STATED TASK —
Check each line of the data for "bottom" and select those that have it.

....

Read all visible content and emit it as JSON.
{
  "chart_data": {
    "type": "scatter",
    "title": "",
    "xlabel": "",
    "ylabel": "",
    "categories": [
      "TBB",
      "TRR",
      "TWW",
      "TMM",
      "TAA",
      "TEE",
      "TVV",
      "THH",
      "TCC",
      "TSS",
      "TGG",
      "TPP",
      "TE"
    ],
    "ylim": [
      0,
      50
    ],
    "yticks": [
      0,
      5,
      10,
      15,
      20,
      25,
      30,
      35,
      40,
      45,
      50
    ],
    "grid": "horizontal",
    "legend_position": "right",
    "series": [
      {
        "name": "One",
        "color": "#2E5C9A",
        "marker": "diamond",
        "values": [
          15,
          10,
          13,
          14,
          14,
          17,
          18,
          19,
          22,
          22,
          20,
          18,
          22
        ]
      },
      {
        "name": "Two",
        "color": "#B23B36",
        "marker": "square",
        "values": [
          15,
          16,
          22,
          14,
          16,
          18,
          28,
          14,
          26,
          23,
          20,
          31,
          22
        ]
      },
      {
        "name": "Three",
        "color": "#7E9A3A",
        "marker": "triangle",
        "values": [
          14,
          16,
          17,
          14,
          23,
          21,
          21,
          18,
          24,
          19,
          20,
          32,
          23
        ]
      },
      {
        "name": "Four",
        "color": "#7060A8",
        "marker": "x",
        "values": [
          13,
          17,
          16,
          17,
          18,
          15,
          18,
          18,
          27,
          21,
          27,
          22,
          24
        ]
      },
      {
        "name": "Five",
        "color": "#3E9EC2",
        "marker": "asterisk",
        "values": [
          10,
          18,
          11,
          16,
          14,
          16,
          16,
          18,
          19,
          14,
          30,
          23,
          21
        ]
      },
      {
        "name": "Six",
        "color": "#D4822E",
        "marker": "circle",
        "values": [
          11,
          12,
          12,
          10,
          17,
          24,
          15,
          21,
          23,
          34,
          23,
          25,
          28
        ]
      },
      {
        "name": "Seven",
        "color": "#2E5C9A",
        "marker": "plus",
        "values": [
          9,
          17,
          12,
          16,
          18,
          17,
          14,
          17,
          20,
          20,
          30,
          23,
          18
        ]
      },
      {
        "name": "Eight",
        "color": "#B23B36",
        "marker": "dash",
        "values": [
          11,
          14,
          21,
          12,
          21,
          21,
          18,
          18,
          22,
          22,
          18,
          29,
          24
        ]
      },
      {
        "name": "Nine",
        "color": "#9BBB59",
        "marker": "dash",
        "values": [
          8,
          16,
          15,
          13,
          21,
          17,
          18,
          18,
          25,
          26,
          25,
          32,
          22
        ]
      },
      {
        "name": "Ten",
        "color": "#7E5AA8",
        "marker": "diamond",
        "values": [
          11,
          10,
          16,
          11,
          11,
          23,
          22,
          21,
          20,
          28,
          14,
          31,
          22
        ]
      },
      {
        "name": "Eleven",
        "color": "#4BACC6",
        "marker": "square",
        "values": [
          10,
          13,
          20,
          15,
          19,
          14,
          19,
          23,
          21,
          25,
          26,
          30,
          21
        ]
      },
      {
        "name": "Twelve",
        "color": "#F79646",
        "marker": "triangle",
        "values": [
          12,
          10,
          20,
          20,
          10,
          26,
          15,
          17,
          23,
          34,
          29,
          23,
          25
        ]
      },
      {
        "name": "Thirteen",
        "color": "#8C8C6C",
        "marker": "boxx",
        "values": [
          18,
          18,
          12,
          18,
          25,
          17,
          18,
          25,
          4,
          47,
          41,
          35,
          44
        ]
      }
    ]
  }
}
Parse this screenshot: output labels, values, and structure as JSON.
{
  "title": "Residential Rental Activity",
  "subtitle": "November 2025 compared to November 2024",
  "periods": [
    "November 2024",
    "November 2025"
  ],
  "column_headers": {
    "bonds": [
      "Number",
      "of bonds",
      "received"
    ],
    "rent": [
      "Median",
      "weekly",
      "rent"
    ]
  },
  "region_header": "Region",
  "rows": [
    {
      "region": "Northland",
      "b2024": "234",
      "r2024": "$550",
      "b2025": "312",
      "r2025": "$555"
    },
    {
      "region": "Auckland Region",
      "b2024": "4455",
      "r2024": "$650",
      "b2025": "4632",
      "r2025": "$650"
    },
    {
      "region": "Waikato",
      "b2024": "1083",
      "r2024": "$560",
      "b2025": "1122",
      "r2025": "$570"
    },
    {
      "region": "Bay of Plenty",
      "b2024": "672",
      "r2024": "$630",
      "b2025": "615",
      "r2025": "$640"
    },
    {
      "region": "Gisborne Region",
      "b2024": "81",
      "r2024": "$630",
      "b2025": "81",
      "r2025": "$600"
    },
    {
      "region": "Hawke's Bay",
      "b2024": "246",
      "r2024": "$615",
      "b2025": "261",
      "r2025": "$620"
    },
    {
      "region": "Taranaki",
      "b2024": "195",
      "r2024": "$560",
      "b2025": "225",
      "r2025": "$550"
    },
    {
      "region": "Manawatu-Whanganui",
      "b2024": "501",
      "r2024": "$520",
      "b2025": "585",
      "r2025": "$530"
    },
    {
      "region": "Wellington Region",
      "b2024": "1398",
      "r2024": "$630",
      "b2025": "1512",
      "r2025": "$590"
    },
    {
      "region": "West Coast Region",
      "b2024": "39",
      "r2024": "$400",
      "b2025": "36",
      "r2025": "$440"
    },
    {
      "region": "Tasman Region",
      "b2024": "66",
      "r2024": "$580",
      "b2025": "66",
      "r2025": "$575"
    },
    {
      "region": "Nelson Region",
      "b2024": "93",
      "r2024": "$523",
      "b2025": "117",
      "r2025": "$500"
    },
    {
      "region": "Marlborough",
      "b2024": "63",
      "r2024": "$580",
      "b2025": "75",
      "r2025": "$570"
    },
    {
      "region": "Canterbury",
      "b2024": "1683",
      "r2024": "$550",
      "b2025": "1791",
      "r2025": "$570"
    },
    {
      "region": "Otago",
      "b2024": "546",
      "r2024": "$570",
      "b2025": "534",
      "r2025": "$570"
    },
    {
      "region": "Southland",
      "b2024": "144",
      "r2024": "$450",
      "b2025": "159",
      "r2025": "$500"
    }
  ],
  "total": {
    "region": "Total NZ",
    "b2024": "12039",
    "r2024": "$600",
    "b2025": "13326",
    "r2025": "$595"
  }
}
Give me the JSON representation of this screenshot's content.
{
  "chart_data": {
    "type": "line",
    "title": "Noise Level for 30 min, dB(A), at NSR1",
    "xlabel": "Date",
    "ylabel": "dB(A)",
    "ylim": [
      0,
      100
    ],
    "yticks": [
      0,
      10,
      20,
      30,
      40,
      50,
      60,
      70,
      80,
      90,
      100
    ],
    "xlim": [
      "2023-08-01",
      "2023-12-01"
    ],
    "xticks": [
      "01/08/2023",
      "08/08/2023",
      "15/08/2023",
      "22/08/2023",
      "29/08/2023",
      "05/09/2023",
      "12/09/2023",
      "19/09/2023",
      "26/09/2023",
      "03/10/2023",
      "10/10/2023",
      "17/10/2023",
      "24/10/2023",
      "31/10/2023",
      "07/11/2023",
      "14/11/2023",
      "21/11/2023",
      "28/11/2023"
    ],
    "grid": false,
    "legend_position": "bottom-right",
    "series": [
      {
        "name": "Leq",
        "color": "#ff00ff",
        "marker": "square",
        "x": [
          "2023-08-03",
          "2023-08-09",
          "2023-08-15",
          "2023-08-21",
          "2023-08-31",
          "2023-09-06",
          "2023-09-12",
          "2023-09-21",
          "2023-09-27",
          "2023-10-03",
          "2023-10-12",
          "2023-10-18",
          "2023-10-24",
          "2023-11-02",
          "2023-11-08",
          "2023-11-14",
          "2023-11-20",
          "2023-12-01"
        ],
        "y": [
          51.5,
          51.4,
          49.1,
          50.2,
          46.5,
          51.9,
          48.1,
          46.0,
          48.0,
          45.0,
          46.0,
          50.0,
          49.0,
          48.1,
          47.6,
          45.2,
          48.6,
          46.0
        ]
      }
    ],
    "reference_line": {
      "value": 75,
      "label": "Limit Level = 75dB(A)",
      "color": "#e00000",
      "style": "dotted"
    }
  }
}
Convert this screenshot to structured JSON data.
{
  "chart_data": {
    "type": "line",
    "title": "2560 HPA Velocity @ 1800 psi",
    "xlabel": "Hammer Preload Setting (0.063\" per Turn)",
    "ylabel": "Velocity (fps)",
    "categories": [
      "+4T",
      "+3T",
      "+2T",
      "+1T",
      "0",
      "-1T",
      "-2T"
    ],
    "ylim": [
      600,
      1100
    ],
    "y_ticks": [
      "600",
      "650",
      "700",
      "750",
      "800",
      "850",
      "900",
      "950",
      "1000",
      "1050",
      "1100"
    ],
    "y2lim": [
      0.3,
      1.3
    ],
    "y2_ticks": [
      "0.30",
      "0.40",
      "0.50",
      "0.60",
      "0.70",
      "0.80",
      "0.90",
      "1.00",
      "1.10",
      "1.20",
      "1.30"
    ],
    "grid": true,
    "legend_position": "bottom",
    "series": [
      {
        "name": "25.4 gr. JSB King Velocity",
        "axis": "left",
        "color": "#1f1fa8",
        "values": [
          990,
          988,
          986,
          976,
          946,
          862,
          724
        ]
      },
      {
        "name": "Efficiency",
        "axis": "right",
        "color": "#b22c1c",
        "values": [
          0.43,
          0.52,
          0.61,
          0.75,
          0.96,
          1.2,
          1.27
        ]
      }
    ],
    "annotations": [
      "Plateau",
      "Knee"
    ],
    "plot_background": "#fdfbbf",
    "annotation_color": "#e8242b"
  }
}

....

FULL SOLUTION —
    "legend_position": "bottom-right",
    "legend_position": "bottom",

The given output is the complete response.